## 課題
写楽に関する抜粋によると、写楽の正体をめぐる別人説の候補者は何人を超えるといわれていますか。
**** 出典抜粋 ****
江戸の浮世絵師、東洲斎写楽。阿波藩のお抱え能役者だったとされるその実像は写楽の名声が高騰すると共に疑われて、日本中を席巻した写楽ブームの中で正体をめぐる議論が飛び交い、その候補者五十人を超えるといわれる別人説が氾濫した。
ところが、数多ある別人説の中には実際にその出典とされる文献を確かめると提唱者の論旨がまるで曲解されているもの、それどころか別人説への言及そのものが存在しなかったものなど、ほとんど風評被害といいたい事例が多数見つかったのである。
ドイツ人ユリウス・クルトの浮世絵師「歌舞妓堂艶鏡説」は本当に彼のオリジナルの新説だったのか?
仲田勝之助が能役者「春藤又左衛門説」を発表したという事実は存在したのか?
三隅貞吉は上方浮世絵師「流光斎如圭説」を本当に唱えていたのか?
**** 提供データ ****
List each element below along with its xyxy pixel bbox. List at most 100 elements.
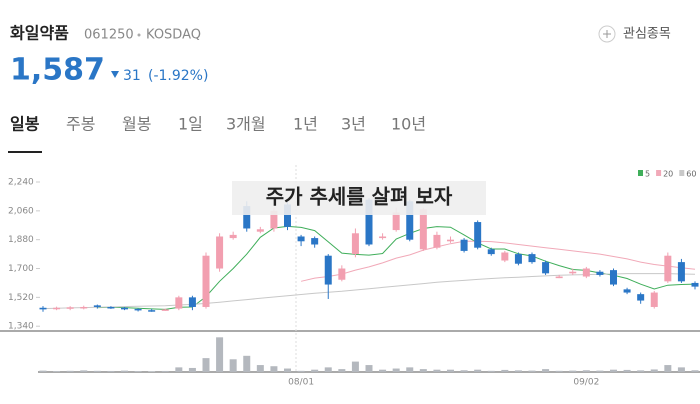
****
## 回答
候補者は五十人を超えるといわれています。